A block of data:
>> Begin

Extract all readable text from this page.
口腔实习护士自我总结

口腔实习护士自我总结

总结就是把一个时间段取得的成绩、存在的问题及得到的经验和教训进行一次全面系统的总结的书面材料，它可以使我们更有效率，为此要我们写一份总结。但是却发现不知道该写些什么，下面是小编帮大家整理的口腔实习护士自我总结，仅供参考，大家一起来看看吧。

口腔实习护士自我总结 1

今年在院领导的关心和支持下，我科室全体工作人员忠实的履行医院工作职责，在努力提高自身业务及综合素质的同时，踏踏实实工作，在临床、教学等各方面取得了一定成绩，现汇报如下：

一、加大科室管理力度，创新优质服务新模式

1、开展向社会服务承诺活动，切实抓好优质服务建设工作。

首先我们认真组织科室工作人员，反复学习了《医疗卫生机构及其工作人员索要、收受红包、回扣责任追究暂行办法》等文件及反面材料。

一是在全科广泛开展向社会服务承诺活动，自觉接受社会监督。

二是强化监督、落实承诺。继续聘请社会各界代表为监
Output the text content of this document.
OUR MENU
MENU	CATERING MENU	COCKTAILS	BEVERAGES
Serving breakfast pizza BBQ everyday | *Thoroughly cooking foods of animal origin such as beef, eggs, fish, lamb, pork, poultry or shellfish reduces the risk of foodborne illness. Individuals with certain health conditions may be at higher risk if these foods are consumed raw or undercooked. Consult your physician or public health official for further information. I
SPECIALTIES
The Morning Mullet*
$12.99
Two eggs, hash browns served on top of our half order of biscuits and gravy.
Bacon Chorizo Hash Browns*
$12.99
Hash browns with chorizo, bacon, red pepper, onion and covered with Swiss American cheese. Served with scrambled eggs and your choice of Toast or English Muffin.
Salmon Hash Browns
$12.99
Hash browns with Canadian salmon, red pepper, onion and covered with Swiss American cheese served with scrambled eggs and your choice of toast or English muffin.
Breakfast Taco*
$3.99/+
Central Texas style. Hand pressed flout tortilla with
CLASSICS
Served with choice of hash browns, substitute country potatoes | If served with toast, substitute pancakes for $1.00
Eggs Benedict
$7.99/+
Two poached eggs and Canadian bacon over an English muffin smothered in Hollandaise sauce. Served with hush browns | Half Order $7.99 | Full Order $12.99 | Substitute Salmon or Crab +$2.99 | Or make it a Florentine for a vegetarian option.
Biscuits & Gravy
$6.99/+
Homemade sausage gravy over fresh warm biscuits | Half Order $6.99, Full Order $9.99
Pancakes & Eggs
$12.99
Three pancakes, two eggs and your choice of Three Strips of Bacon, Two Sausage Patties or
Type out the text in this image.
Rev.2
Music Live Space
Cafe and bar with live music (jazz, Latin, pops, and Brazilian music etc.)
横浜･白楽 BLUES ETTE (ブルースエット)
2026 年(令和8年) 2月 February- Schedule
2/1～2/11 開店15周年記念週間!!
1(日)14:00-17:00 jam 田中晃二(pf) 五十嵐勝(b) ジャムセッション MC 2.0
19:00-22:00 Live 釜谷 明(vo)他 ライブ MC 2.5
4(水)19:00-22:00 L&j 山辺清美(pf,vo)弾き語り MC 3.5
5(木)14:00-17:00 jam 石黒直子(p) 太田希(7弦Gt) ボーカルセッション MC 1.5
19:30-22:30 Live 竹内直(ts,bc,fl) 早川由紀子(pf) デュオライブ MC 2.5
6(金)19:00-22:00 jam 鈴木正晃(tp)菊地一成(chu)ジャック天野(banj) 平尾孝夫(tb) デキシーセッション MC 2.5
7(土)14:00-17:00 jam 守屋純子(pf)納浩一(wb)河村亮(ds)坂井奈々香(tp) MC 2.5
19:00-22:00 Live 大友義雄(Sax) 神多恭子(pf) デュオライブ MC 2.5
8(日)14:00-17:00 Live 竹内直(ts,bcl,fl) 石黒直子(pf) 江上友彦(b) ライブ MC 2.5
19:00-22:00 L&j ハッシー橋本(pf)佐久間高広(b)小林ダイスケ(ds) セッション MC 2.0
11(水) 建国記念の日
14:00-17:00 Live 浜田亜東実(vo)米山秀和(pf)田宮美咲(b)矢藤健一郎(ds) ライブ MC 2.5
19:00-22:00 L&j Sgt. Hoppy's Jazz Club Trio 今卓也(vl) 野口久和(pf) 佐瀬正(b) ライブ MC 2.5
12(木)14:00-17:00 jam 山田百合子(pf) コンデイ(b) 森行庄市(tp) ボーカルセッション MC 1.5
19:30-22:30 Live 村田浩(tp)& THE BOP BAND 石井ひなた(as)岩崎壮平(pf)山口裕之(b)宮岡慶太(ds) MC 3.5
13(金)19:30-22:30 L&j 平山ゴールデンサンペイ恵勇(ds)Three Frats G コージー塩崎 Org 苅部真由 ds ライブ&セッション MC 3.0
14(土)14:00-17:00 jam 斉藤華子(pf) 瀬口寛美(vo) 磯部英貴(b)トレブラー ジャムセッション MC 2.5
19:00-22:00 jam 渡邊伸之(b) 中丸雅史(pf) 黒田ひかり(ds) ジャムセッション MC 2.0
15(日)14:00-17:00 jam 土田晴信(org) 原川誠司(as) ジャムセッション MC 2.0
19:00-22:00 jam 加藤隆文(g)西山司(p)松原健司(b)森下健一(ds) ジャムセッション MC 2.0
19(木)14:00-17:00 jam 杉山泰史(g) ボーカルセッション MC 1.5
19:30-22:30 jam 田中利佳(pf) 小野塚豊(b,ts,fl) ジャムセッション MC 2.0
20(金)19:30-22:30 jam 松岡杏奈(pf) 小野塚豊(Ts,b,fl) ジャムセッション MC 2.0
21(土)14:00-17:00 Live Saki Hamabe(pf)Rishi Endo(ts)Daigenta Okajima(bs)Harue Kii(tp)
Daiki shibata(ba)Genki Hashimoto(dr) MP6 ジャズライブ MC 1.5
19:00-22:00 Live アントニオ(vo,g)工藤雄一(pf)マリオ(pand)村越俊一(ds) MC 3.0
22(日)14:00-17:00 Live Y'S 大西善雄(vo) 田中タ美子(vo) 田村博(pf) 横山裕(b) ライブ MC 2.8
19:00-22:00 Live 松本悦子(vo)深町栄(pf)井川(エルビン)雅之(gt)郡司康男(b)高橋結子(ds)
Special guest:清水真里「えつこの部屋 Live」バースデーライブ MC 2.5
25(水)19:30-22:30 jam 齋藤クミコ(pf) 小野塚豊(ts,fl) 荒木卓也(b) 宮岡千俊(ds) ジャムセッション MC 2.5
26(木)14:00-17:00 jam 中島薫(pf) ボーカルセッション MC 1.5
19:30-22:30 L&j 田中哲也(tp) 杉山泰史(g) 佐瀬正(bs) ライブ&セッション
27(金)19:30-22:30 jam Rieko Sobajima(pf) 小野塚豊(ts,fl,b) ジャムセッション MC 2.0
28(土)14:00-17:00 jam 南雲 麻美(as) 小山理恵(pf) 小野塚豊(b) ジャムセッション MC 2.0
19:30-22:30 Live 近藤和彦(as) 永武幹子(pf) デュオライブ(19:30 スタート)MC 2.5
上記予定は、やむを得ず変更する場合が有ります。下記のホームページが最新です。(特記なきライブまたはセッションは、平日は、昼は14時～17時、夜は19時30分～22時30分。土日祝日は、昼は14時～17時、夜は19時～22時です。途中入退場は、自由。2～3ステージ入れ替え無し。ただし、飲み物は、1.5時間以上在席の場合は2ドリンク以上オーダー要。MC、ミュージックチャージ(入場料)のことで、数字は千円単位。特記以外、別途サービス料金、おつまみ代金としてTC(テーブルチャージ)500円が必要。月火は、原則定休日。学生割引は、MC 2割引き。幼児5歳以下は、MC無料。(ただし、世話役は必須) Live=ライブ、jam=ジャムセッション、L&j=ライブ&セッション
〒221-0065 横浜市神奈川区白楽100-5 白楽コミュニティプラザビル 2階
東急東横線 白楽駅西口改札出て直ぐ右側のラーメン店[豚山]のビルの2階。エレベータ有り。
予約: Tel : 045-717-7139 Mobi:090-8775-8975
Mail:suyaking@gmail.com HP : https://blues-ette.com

>> End

Written instruction
Identify each line of the material where the word "scrambled" shows up, and copy it.

Exercise solution
Hash browns with chorizo, bacon, red pepper, onion and covered with Swiss American cheese. Served with scrambled eggs and your choice of Toast or English Muffin.
Hash browns with Canadian salmon, red pepper, onion and covered with Swiss American cheese served with scrambled eggs and your choice of toast or English muffin.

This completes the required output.